Work instructions — For the word "have", find each line in the entries where it occurs and copy that line.

Input data —
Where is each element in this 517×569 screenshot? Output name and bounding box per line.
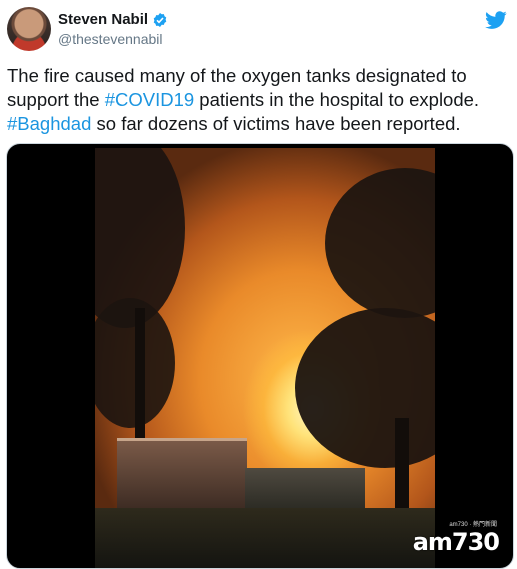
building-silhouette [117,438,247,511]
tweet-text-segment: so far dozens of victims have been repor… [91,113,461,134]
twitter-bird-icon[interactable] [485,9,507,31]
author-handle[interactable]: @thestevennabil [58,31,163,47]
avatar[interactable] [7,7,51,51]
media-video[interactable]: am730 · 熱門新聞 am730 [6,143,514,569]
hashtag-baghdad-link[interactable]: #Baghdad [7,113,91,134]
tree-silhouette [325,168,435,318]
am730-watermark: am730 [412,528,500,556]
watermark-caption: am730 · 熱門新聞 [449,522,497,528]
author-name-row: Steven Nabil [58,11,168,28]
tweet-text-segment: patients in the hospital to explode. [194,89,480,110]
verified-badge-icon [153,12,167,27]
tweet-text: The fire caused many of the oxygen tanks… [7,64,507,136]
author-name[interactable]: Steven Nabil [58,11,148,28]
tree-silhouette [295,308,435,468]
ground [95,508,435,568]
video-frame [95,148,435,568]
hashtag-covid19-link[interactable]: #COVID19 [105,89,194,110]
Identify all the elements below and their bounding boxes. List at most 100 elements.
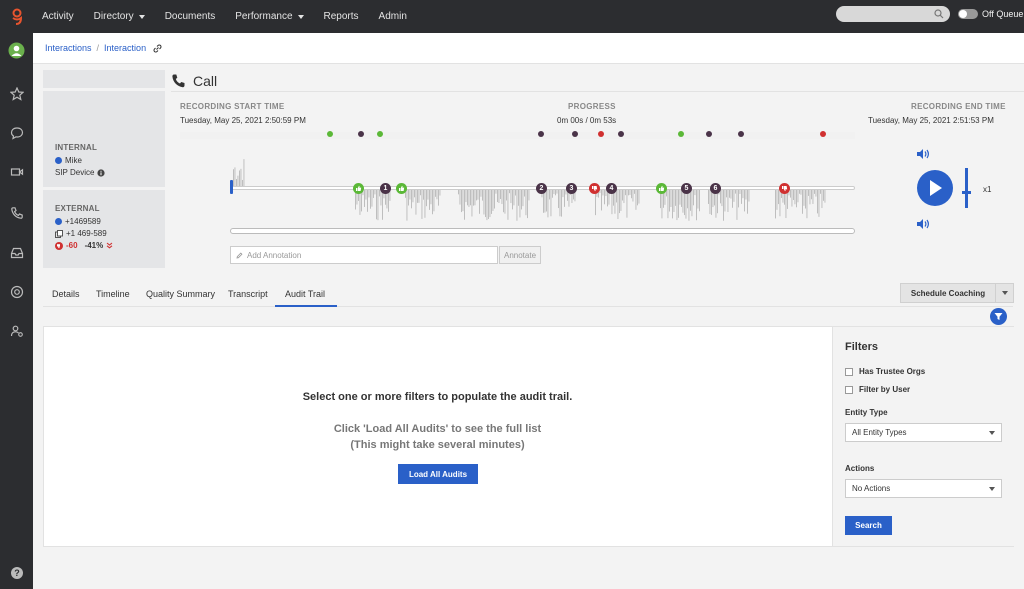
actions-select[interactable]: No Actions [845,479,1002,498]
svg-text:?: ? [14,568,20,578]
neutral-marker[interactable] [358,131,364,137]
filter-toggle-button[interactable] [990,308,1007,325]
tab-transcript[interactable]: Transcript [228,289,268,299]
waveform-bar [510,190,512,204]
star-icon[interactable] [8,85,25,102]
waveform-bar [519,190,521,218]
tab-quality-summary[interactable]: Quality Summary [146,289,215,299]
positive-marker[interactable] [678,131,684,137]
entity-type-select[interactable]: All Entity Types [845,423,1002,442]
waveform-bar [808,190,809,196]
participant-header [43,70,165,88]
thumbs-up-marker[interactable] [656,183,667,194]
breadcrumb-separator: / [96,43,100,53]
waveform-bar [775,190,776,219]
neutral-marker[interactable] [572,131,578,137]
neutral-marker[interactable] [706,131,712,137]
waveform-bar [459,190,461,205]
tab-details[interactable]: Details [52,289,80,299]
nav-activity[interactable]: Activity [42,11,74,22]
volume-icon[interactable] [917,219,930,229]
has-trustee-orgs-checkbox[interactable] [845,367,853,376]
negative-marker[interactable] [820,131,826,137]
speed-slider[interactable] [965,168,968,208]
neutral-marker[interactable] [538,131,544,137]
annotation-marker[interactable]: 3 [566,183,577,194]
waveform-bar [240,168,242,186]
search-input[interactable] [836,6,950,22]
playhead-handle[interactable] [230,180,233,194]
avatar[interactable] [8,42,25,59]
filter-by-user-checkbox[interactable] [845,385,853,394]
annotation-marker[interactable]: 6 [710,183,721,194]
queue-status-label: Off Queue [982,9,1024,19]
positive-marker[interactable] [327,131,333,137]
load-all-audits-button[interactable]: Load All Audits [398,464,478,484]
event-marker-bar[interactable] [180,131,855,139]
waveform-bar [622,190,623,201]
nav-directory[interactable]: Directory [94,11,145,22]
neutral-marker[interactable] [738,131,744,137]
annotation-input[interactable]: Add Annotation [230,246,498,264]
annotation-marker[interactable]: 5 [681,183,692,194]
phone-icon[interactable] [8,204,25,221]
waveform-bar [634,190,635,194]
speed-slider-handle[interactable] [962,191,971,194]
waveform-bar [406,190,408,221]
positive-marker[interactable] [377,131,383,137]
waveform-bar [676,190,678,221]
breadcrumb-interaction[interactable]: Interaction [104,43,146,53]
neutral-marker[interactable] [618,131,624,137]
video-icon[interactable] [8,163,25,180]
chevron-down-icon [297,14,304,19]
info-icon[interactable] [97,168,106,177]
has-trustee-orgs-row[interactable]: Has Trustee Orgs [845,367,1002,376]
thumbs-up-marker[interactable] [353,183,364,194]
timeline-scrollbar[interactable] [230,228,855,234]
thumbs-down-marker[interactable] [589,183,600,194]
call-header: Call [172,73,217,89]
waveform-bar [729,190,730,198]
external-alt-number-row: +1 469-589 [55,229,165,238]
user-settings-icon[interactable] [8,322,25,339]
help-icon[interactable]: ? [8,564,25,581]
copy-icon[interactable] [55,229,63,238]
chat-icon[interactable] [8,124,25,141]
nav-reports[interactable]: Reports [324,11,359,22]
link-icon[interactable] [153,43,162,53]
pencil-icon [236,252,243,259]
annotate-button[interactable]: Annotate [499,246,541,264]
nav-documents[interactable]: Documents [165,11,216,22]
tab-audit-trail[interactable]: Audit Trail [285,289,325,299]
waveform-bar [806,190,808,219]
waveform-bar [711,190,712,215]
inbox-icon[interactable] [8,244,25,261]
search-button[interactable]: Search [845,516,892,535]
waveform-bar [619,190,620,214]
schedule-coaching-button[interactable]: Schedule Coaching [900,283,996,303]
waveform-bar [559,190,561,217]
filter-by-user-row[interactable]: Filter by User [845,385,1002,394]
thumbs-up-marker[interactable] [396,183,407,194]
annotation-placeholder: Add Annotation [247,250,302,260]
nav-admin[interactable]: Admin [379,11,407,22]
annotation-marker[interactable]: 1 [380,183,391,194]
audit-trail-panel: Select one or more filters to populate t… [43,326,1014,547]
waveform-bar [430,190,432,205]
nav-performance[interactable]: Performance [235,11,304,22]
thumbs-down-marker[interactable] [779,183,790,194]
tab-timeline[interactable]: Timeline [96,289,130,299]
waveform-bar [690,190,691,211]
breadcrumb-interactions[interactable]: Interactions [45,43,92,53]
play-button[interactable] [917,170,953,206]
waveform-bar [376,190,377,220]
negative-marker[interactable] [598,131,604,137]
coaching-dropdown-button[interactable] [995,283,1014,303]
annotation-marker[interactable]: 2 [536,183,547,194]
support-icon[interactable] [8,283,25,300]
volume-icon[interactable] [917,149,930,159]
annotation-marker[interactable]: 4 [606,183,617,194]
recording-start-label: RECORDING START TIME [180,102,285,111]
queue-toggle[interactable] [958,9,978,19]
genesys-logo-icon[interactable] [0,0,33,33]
==
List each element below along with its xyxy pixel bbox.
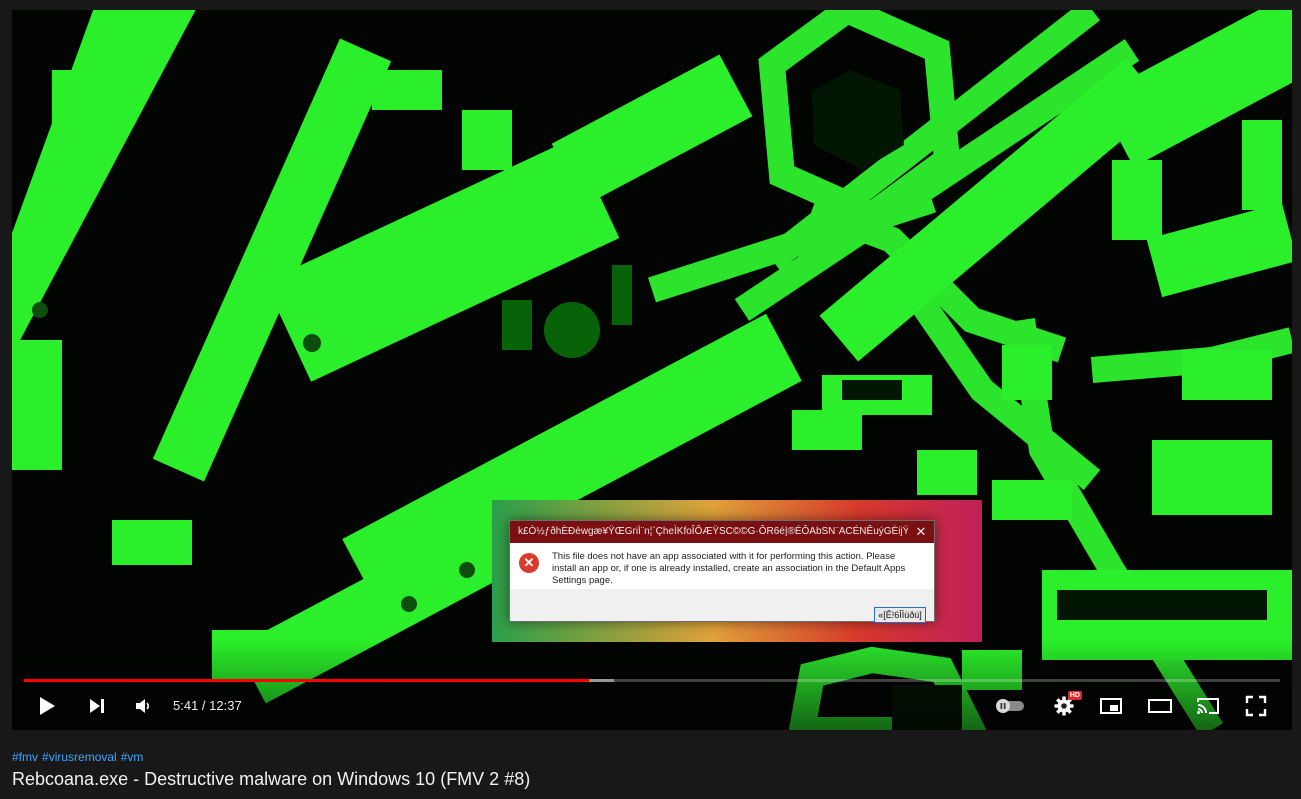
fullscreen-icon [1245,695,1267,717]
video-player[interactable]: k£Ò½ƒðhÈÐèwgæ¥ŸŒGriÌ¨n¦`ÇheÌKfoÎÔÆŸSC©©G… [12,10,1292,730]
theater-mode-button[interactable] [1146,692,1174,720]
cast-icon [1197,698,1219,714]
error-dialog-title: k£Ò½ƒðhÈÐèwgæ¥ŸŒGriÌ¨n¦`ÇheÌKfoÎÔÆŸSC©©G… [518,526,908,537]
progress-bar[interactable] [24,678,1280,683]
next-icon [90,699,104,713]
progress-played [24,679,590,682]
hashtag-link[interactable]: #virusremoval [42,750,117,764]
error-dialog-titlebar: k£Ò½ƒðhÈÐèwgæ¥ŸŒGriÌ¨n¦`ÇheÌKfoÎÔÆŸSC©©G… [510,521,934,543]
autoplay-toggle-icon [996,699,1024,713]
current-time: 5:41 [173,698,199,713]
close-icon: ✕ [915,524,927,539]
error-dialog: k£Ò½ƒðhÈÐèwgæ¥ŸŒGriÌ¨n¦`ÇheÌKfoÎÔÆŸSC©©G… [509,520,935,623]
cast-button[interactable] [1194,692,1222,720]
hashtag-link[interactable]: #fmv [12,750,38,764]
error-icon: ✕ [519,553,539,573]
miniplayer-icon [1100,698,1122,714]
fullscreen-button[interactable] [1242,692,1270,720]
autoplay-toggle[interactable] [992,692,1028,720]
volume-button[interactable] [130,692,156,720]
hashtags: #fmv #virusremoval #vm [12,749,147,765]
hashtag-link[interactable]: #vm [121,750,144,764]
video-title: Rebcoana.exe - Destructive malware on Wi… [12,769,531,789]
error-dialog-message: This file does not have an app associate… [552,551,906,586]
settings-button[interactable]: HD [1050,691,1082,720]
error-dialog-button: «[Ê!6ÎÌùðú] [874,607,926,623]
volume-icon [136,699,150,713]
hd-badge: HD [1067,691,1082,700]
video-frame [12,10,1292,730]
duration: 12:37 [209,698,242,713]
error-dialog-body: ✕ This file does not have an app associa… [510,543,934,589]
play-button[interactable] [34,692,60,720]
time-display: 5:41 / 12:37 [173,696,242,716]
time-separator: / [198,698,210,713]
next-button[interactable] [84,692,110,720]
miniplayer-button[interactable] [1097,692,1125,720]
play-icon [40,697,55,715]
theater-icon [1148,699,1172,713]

Your response —
tweet-text-segment: so far dozens of victims have been repor… [91,113,461,134]
error-dialog-message: This file does not have an app associate… [552,551,906,586]
error-dialog-body: ✕ This file does not have an app associa… [510,543,934,589]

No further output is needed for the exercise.